**STATED GOAL:**
Would you set down every entry shown below, precisely as written?

________

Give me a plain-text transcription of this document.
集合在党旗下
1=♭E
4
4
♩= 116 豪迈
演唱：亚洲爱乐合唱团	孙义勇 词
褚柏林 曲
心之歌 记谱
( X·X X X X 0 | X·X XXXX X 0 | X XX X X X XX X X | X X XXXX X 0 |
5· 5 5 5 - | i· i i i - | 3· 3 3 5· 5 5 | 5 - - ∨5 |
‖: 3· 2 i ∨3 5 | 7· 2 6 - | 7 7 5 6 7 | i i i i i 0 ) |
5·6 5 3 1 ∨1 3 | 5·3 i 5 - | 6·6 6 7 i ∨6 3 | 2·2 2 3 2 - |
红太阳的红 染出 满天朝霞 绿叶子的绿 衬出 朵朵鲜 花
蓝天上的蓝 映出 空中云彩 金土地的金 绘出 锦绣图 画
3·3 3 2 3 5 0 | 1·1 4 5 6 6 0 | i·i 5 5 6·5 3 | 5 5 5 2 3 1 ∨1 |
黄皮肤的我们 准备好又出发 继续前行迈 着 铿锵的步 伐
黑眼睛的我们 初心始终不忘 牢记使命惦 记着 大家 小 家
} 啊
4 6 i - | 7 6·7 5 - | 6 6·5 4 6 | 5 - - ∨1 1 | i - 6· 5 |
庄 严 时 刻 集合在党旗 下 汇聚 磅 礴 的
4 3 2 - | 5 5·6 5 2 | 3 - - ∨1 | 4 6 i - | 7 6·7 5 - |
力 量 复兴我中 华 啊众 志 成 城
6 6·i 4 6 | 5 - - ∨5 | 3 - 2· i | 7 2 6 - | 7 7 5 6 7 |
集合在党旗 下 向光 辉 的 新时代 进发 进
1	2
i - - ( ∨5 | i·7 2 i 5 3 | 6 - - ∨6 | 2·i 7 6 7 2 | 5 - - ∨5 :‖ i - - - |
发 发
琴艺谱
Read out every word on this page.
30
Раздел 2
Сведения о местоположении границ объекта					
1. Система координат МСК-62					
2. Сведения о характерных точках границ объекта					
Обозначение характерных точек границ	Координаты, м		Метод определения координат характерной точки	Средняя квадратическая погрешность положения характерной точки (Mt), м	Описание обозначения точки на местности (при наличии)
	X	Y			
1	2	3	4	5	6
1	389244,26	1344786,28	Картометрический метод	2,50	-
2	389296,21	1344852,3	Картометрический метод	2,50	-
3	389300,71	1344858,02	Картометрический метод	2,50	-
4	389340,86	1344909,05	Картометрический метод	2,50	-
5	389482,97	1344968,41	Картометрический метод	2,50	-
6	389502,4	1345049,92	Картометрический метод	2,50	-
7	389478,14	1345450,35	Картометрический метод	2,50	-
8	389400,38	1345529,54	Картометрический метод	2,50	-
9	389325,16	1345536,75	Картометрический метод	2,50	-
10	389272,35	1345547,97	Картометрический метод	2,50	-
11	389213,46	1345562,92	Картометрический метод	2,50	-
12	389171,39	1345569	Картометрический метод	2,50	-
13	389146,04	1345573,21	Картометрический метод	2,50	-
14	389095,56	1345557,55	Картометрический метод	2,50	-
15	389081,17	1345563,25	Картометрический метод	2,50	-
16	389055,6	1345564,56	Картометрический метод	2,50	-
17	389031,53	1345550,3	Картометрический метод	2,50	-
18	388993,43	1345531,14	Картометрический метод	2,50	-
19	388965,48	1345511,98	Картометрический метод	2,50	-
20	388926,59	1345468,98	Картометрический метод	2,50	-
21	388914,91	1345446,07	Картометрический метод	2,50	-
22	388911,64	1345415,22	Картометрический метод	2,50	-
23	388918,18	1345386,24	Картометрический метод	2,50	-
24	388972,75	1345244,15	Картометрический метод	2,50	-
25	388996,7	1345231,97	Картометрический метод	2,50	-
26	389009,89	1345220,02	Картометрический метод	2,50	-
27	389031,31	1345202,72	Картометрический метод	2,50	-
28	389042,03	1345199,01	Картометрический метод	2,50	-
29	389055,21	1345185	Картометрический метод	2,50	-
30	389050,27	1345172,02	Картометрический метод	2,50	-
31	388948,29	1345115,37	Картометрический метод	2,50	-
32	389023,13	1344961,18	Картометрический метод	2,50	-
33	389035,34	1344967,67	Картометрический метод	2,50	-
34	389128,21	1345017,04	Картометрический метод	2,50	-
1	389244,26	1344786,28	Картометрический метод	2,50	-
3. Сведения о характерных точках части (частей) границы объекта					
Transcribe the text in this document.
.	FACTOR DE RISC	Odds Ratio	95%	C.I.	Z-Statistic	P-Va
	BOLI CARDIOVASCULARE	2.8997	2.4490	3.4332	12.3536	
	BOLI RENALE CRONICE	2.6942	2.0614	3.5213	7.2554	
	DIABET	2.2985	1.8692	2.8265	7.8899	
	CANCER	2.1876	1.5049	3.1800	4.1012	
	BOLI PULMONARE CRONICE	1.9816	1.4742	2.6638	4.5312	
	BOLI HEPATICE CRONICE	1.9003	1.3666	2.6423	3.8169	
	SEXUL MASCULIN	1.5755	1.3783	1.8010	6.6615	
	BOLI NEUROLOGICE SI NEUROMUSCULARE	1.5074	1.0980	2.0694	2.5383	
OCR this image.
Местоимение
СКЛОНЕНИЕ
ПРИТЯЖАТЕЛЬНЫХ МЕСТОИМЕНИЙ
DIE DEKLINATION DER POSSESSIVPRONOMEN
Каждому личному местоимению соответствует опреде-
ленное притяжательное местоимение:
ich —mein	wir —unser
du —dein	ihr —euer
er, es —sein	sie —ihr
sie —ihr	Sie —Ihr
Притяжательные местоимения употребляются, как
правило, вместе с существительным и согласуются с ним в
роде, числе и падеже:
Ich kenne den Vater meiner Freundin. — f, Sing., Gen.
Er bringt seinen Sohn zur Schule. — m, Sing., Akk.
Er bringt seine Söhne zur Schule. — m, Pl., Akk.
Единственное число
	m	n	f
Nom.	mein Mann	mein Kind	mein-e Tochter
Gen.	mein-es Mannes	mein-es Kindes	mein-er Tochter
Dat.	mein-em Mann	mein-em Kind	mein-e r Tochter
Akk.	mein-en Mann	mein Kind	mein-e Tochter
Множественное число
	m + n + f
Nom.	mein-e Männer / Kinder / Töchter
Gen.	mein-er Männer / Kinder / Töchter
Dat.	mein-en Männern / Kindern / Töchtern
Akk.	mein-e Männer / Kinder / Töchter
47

________

**TASK OUTPUT:**
Give me a plain-text transcription of this document.
集合在党旗下
1=♭E
4
4
♩= 116 豪迈
演唱：亚洲爱乐合唱团	孙义勇 词
褚柏林 曲
心之歌 记谱
( X·X X X X 0 | X·X XXXX X 0 | X XX X X X XX X X | X X XXXX X 0 |
5· 5 5 5 - | i· i i i - | 3· 3 3 5· 5 5 | 5 - - ∨5 |
‖: 3· 2 i ∨3 5 | 7· 2 6 - | 7 7 5 6 7 | i i i i i 0 ) |
5·6 5 3 1 ∨1 3 | 5·3 i 5 - | 6·6 6 7 i ∨6 3 | 2·2 2 3 2 - |
红太阳的红 染出 满天朝霞 绿叶子的绿 衬出 朵朵鲜 花
蓝天上的蓝 映出 空中云彩 金土地的金 绘出 锦绣图 画
3·3 3 2 3 5 0 | 1·1 4 5 6 6 0 | i·i 5 5 6·5 3 | 5 5 5 2 3 1 ∨1 |
黄皮肤的我们 准备好又出发 继续前行迈 着 铿锵的步 伐
黑眼睛的我们 初心始终不忘 牢记使命惦 记着 大家 小 家
} 啊
4 6 i - | 7 6·7 5 - | 6 6·5 4 6 | 5 - - ∨1 1 | i - 6· 5 |
庄 严 时 刻 集合在党旗 下 汇聚 磅 礴 的
4 3 2 - | 5 5·6 5 2 | 3 - - ∨1 | 4 6 i - | 7 6·7 5 - |
力 量 复兴我中 华 啊众 志 成 城
6 6·i 4 6 | 5 - - ∨5 | 3 - 2· i | 7 2 6 - | 7 7 5 6 7 |
集合在党旗 下 向光 辉 的 新时代 进发 进
1	2
i - - ( ∨5 | i·7 2 i 5 3 | 6 - - ∨6 | 2·i 7 6 7 2 | 5 - - ∨5 :‖ i - - - |
发 发
琴艺谱
Read out every word on this page.
30
Раздел 2
Сведения о местоположении границ объекта					
1. Система координат МСК-62					
2. Сведения о характерных точках границ объекта					
Обозначение характерных точек границ	Координаты, м		Метод определения координат характерной точки	Средняя квадратическая погрешность положения характерной точки (Mt), м	Описание обозначения точки на местности (при наличии)
	X	Y			
1	2	3	4	5	6
1	389244,26	1344786,28	Картометрический метод	2,50	-
2	389296,21	1344852,3	Картометрический метод	2,50	-
3	389300,71	1344858,02	Картометрический метод	2,50	-
4	389340,86	1344909,05	Картометрический метод	2,50	-
5	389482,97	1344968,41	Картометрический метод	2,50	-
6	389502,4	1345049,92	Картометрический метод	2,50	-
7	389478,14	1345450,35	Картометрический метод	2,50	-
8	389400,38	1345529,54	Картометрический метод	2,50	-
9	389325,16	1345536,75	Картометрический метод	2,50	-
10	389272,35	1345547,97	Картометрический метод	2,50	-
11	389213,46	1345562,92	Картометрический метод	2,50	-
12	389171,39	1345569	Картометрический метод	2,50	-
13	389146,04	1345573,21	Картометрический метод	2,50	-
14	389095,56	1345557,55	Картометрический метод	2,50	-
15	389081,17	1345563,25	Картометрический метод	2,50	-
16	389055,6	1345564,56	Картометрический метод	2,50	-
17	389031,53	1345550,3	Картометрический метод	2,50	-
18	388993,43	1345531,14	Картометрический метод	2,50	-
19	388965,48	1345511,98	Картометрический метод	2,50	-
20	388926,59	1345468,98	Картометрический метод	2,50	-
21	388914,91	1345446,07	Картометрический метод	2,50	-
22	388911,64	1345415,22	Картометрический метод	2,50	-
23	388918,18	1345386,24	Картометрический метод	2,50	-
24	388972,75	1345244,15	Картометрический метод	2,50	-
25	388996,7	1345231,97	Картометрический метод	2,50	-
26	389009,89	1345220,02	Картометрический метод	2,50	-
27	389031,31	1345202,72	Картометрический метод	2,50	-
28	389042,03	1345199,01	Картометрический метод	2,50	-
29	389055,21	1345185	Картометрический метод	2,50	-
30	389050,27	1345172,02	Картометрический метод	2,50	-
31	388948,29	1345115,37	Картометрический метод	2,50	-
32	389023,13	1344961,18	Картометрический метод	2,50	-
33	389035,34	1344967,67	Картометрический метод	2,50	-
34	389128,21	1345017,04	Картометрический метод	2,50	-
1	389244,26	1344786,28	Картометрический метод	2,50	-
3. Сведения о характерных точках части (частей) границы объекта					
Transcribe the text in this document.
.	FACTOR DE RISC	Odds Ratio	95%	C.I.	Z-Statistic	P-Va
	BOLI CARDIOVASCULARE	2.8997	2.4490	3.4332	12.3536	
	BOLI RENALE CRONICE	2.6942	2.0614	3.5213	7.2554	
	DIABET	2.2985	1.8692	2.8265	7.8899	
	CANCER	2.1876	1.5049	3.1800	4.1012	
	BOLI PULMONARE CRONICE	1.9816	1.4742	2.6638	4.5312	
	BOLI HEPATICE CRONICE	1.9003	1.3666	2.6423	3.8169	
	SEXUL MASCULIN	1.5755	1.3783	1.8010	6.6615	
	BOLI NEUROLOGICE SI NEUROMUSCULARE	1.5074	1.0980	2.0694	2.5383	
OCR this image.
Местоимение
СКЛОНЕНИЕ
ПРИТЯЖАТЕЛЬНЫХ МЕСТОИМЕНИЙ
DIE DEKLINATION DER POSSESSIVPRONOMEN
Каждому личному местоимению соответствует опреде-
ленное притяжательное местоимение:
ich —mein	wir —unser
du —dein	ihr —euer
er, es —sein	sie —ihr
sie —ihr	Sie —Ihr
Притяжательные местоимения употребляются, как
правило, вместе с существительным и согласуются с ним в
роде, числе и падеже:
Ich kenne den Vater meiner Freundin. — f, Sing., Gen.
Er bringt seinen Sohn zur Schule. — m, Sing., Akk.
Er bringt seine Söhne zur Schule. — m, Pl., Akk.
Единственное число
	m	n	f
Nom.	mein Mann	mein Kind	mein-e Tochter
Gen.	mein-es Mannes	mein-es Kindes	mein-er Tochter
Dat.	mein-em Mann	mein-em Kind	mein-e r Tochter
Akk.	mein-en Mann	mein Kind	mein-e Tochter
Множественное число
	m + n + f
Nom.	mein-e Männer / Kinder / Töchter
Gen.	mein-er Männer / Kinder / Töchter
Dat.	mein-en Männern / Kindern / Töchtern
Akk.	mein-e Männer / Kinder / Töchter
47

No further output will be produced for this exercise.